Check every line below for the word "Numbers" and copy the ones that have it.
━━ Listing ━━
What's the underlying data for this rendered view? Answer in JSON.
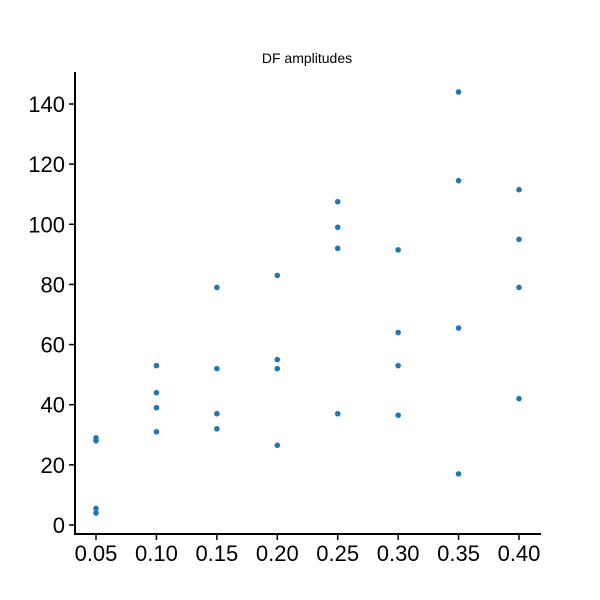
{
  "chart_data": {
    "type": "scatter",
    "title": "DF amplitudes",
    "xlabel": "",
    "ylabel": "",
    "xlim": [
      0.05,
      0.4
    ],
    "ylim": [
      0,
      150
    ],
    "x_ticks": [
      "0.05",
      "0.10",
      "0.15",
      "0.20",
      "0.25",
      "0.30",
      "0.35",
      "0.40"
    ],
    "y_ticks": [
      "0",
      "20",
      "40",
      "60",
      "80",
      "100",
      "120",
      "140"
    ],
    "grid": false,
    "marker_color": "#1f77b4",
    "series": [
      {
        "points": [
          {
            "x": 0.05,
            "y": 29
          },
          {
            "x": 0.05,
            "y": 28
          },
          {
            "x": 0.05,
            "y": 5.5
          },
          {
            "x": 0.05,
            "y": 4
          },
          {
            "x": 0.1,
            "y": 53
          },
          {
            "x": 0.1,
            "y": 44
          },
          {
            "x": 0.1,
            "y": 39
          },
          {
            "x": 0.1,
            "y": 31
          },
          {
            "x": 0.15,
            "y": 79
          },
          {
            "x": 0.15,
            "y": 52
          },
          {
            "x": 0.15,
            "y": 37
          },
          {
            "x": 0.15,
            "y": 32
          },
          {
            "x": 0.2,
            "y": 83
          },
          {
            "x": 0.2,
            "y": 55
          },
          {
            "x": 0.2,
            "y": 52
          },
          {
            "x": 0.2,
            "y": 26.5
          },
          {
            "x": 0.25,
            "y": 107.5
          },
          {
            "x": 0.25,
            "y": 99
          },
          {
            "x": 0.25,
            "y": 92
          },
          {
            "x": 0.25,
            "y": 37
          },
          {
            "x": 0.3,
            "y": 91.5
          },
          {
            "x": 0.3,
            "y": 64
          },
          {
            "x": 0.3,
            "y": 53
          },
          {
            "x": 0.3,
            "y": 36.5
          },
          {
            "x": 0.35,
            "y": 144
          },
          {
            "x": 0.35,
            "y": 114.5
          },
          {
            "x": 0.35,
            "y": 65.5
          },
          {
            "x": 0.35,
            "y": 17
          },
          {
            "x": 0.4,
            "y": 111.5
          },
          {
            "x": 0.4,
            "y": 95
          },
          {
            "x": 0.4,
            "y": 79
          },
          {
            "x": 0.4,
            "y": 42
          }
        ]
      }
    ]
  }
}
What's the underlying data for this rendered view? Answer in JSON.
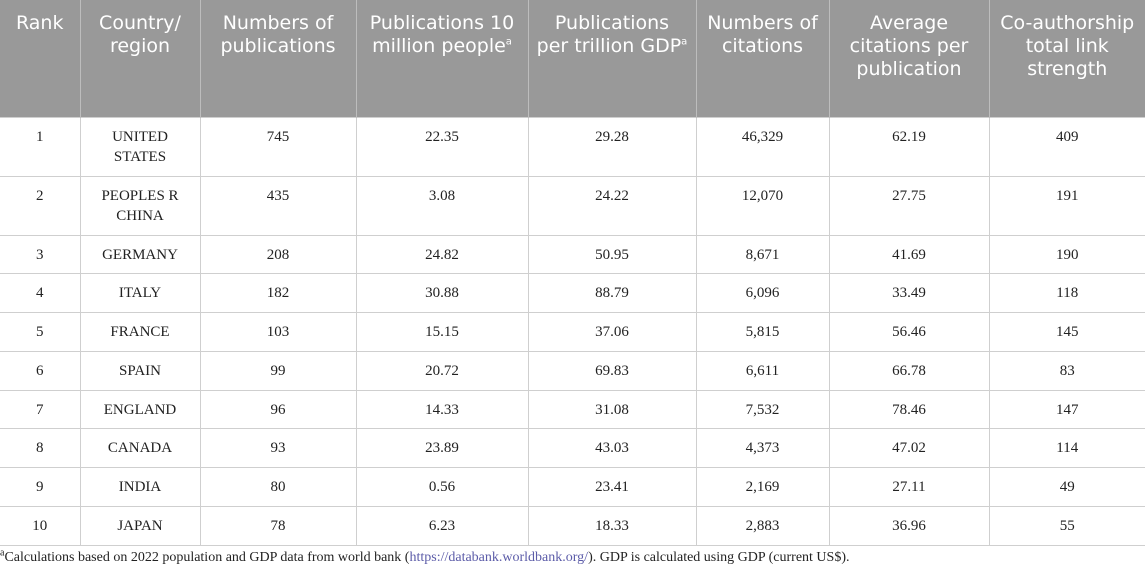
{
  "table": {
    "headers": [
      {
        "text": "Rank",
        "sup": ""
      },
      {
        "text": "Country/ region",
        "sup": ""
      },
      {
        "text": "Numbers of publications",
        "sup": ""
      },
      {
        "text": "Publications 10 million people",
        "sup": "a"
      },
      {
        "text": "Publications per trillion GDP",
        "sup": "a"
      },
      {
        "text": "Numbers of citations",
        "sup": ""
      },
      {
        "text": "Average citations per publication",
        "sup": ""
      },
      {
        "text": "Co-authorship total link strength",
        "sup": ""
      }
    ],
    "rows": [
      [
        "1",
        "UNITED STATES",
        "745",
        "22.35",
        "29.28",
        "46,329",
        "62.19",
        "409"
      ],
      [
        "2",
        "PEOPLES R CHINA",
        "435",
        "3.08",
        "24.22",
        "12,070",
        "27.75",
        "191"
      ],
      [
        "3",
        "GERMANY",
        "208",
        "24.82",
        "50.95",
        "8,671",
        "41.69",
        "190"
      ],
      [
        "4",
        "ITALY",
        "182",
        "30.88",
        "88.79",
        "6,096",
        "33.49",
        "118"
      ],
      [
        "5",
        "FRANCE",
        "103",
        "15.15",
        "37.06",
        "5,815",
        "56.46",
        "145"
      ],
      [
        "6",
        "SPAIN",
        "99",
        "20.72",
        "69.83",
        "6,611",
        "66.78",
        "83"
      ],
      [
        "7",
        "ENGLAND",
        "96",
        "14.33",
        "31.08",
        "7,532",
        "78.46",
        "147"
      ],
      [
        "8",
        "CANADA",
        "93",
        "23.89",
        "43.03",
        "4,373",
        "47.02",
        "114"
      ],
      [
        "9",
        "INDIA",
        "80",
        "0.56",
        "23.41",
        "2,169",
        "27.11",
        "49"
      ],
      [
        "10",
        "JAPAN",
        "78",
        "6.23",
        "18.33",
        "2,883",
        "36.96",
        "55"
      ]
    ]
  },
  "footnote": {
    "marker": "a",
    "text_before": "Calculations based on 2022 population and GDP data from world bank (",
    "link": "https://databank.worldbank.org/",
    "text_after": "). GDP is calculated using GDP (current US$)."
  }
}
━━━
━━ Listing ━━
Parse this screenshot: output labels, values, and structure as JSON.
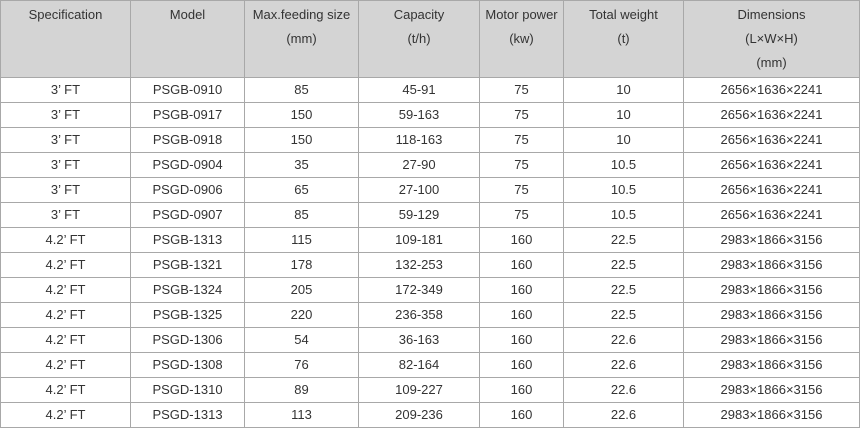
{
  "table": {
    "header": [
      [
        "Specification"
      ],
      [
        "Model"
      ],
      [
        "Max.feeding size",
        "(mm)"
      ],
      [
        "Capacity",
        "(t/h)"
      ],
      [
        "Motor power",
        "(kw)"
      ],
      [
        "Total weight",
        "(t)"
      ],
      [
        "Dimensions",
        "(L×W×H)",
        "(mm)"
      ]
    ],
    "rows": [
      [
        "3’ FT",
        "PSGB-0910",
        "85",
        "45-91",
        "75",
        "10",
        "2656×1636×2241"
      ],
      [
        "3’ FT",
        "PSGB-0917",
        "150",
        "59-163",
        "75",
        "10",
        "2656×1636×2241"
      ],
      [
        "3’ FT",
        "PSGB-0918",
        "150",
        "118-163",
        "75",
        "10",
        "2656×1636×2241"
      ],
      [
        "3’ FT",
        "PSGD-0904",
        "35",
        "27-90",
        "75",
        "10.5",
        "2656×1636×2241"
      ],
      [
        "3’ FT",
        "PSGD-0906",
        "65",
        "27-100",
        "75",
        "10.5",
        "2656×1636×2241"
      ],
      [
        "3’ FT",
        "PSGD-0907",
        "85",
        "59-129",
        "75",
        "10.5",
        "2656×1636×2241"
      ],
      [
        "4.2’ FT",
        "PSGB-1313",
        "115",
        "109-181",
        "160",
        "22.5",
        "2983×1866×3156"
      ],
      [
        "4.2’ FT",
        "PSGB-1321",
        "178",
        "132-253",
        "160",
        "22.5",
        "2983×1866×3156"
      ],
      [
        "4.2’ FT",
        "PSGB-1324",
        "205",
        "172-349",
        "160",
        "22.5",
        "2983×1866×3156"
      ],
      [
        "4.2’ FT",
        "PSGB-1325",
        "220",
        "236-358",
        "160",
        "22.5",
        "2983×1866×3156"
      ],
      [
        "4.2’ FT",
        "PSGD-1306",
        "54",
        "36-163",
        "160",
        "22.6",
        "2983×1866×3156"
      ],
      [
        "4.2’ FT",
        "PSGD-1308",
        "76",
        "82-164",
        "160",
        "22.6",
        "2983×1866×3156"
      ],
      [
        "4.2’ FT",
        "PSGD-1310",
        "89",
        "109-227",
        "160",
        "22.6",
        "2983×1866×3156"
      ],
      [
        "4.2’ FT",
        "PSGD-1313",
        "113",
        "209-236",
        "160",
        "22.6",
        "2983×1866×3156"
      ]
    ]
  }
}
━━━
━━ Listing ━━
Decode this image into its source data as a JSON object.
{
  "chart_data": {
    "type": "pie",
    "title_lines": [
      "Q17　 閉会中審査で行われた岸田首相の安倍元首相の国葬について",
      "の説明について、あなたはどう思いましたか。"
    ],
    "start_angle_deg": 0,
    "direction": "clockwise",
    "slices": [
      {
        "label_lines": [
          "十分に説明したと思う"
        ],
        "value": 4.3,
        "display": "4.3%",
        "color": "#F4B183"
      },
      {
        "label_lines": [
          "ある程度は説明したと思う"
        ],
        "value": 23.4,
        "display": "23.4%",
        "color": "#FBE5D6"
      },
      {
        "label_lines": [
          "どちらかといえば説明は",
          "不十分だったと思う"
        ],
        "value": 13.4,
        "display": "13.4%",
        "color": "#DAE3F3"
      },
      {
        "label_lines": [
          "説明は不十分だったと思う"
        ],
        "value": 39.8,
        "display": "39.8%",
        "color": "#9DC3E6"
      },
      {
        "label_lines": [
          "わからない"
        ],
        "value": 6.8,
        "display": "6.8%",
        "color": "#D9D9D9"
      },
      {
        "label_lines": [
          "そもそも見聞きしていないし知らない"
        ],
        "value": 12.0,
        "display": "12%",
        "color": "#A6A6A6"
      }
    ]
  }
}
━━━
> [Expected output]
        "text": "Numbers of publications",
        "text": "Numbers of citations",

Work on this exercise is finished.